What is expected -> Tally every line of the listing where the string "设备名称" is found, and state the total alone.

Task data ->
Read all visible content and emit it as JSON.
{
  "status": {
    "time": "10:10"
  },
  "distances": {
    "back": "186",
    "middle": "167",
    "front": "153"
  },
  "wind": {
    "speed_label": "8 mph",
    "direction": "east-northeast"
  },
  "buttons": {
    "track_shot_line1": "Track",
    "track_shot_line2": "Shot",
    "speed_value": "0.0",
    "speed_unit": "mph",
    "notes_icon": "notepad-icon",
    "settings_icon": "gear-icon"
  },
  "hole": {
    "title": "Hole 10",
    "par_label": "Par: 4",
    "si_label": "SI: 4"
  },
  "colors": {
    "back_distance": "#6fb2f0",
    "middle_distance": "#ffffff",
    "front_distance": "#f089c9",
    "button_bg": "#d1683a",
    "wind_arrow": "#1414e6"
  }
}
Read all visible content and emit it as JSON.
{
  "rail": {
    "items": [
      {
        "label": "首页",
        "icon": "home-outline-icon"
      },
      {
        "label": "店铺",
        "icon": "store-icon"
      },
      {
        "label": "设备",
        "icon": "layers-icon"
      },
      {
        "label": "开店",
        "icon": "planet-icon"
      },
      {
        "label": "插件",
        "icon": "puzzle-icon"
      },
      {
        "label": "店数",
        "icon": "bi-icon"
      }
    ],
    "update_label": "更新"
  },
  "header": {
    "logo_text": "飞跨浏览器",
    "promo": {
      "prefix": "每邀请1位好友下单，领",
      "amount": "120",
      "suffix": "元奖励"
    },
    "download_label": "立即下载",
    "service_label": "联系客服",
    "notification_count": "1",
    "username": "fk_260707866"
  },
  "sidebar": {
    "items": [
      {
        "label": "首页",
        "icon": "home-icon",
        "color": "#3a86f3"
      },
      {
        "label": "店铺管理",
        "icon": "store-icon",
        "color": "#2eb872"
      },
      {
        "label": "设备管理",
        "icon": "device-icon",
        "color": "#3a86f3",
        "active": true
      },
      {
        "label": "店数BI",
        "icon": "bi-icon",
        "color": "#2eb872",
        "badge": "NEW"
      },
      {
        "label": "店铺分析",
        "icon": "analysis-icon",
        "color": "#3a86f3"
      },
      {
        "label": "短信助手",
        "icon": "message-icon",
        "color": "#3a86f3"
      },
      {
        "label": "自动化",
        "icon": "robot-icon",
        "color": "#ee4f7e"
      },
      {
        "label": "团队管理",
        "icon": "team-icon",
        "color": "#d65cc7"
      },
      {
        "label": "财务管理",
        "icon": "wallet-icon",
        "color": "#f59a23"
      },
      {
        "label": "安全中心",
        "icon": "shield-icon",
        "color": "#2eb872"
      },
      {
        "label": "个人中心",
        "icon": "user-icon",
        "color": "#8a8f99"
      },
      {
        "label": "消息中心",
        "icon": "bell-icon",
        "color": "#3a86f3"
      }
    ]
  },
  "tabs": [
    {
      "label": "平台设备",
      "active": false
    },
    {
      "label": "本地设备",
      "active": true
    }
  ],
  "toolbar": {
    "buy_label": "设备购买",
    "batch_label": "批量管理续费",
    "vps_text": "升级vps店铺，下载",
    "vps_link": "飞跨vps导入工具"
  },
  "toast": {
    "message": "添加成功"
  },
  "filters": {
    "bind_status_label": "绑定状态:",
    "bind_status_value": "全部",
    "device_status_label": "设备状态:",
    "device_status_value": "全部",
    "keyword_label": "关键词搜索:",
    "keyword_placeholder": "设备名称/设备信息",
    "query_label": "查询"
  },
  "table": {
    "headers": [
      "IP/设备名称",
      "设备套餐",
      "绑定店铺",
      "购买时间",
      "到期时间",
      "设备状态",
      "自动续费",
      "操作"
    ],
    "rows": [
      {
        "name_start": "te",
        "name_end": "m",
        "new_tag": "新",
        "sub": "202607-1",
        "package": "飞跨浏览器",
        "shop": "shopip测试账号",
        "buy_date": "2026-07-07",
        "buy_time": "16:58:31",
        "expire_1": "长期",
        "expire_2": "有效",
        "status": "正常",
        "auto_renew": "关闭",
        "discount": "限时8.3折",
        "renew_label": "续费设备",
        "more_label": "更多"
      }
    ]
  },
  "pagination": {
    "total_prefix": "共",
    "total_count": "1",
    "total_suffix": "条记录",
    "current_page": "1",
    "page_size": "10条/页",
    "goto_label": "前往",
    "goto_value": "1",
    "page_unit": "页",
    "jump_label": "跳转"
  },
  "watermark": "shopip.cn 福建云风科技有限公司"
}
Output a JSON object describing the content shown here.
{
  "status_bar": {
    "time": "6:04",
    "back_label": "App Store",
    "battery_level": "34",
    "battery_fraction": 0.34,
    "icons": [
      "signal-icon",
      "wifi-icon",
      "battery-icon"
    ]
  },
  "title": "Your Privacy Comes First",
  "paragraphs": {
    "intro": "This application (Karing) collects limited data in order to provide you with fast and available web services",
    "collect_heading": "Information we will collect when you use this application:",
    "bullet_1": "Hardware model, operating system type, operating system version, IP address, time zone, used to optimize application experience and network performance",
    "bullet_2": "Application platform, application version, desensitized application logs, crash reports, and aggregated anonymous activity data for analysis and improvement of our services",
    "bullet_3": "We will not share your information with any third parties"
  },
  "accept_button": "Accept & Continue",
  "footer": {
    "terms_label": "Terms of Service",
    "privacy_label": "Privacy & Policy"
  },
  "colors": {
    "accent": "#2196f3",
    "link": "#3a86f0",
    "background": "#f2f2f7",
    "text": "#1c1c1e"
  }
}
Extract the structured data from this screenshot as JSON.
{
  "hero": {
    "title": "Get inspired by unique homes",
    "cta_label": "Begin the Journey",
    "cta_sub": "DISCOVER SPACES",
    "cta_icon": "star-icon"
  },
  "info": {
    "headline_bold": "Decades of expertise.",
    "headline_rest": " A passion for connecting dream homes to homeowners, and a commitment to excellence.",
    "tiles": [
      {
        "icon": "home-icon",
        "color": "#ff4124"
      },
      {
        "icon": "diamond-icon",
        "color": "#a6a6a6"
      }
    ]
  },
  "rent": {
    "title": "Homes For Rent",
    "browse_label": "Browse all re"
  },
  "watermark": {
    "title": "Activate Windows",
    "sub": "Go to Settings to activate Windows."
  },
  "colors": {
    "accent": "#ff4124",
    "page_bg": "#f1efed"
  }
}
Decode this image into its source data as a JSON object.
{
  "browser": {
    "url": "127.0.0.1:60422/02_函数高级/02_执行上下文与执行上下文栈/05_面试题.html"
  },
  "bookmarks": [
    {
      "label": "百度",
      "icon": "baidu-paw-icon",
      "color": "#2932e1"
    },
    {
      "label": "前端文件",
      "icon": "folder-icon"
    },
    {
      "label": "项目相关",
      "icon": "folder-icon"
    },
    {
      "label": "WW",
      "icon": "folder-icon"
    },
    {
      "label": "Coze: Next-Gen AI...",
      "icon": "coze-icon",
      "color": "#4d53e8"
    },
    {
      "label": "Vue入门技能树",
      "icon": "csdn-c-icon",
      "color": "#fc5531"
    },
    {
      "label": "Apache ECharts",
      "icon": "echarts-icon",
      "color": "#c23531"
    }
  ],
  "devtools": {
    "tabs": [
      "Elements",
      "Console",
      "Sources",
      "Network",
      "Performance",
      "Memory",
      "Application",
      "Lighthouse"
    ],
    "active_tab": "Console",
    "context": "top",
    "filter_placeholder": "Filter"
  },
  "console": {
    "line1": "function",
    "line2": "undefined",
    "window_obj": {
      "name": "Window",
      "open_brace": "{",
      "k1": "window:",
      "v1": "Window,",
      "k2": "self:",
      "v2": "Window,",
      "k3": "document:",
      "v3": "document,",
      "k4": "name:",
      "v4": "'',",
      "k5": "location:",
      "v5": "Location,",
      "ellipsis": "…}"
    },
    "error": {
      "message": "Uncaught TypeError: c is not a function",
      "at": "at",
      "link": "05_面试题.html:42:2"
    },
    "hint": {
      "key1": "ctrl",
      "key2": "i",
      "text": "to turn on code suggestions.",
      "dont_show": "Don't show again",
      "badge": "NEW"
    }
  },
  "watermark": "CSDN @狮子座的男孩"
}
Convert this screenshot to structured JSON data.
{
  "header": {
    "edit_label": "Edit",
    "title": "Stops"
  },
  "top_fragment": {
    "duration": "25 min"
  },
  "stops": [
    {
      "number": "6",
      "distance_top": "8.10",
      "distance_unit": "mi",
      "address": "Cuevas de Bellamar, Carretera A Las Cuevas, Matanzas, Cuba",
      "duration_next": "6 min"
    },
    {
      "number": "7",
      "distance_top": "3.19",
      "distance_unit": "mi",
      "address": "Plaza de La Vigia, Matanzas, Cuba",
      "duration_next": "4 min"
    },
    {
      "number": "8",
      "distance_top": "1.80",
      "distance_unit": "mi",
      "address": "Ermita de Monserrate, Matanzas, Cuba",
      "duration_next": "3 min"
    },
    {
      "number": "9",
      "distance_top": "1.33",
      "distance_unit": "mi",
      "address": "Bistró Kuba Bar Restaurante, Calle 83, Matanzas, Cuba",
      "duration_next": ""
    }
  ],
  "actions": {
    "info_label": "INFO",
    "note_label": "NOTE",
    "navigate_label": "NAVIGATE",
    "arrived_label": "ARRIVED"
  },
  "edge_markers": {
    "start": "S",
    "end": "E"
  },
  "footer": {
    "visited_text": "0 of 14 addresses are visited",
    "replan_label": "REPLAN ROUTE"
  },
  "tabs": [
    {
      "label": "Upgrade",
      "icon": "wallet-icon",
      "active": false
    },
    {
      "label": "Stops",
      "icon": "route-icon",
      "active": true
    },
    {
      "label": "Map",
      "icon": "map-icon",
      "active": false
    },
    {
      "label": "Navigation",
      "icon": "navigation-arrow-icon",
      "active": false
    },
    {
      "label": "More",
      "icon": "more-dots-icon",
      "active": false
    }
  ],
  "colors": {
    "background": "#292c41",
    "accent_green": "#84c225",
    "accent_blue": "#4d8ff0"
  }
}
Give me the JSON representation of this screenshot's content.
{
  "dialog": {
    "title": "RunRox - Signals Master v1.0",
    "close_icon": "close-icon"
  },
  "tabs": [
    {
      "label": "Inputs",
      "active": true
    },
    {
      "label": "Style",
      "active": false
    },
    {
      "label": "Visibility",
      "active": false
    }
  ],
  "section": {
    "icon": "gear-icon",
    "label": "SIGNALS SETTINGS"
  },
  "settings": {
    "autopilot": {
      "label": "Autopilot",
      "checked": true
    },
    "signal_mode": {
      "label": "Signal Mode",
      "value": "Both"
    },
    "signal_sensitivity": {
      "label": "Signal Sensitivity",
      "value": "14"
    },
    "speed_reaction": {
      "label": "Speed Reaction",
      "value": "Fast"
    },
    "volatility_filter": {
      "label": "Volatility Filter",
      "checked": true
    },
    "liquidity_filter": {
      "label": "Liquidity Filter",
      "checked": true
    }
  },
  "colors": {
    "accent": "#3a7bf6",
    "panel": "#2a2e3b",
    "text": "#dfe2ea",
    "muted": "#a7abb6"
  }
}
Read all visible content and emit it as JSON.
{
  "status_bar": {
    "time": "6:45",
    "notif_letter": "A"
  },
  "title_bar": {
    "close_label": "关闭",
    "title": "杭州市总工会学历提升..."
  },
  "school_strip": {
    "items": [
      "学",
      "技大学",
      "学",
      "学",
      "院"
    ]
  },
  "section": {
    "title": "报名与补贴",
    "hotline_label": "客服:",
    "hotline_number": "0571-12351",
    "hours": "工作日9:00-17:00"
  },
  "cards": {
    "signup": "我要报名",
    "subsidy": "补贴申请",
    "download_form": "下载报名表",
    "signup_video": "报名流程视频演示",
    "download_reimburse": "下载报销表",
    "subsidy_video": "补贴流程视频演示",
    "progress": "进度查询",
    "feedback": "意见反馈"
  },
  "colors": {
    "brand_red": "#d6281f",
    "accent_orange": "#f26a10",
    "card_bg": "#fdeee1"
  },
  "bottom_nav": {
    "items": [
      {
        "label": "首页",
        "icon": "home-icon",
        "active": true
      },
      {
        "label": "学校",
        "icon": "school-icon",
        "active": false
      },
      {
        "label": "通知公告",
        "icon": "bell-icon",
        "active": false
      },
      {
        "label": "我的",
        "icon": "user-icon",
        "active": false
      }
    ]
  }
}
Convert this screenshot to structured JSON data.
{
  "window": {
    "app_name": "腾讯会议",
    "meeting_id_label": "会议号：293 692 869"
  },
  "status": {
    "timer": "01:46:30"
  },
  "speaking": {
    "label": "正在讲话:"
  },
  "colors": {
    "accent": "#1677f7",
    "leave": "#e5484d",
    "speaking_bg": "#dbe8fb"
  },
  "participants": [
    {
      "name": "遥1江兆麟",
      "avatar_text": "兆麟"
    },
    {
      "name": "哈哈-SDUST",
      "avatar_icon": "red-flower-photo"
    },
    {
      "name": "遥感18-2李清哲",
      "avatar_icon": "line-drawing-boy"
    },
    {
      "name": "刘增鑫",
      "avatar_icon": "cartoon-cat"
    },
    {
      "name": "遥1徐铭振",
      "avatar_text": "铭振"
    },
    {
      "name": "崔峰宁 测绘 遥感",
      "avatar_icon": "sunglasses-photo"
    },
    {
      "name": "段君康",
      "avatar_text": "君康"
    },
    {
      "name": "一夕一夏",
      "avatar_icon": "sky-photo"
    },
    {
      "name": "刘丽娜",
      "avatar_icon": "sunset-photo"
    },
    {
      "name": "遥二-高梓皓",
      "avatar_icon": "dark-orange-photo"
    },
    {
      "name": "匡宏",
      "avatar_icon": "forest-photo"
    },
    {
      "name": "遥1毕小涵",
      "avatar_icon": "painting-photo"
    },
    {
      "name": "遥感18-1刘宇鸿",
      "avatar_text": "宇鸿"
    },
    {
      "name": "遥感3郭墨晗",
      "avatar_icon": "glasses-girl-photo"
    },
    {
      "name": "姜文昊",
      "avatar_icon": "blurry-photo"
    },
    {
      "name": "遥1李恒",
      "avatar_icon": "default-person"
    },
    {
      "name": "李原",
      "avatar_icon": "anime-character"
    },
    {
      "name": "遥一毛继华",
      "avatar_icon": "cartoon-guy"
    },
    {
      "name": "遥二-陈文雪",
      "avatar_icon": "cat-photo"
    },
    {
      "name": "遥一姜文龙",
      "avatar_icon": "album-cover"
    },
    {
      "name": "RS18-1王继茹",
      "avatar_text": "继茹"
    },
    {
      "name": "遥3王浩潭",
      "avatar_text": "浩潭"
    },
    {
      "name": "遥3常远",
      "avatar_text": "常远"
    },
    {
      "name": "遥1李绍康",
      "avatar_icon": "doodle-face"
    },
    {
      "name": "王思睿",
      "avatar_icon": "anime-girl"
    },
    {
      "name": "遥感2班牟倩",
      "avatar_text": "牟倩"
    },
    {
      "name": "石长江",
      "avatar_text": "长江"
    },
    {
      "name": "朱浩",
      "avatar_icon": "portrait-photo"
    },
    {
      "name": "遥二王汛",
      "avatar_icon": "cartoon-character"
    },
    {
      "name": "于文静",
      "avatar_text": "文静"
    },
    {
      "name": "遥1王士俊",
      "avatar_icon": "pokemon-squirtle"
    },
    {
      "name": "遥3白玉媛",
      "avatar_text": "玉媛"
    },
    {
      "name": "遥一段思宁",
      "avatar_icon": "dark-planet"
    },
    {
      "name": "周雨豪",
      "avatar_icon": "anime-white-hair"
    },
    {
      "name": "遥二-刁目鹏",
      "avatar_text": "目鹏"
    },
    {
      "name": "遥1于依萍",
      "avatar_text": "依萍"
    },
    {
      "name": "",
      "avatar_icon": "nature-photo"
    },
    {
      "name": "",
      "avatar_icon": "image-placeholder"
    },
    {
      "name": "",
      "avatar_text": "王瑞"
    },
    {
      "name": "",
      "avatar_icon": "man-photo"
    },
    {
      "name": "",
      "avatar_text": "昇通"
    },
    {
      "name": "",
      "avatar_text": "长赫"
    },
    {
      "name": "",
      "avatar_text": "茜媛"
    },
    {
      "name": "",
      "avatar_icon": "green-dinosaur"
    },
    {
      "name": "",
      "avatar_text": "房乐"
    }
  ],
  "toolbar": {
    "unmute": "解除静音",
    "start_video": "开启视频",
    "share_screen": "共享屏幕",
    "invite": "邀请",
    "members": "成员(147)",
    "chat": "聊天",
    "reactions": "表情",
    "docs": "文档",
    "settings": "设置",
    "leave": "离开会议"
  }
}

Solution to this exercise -> 2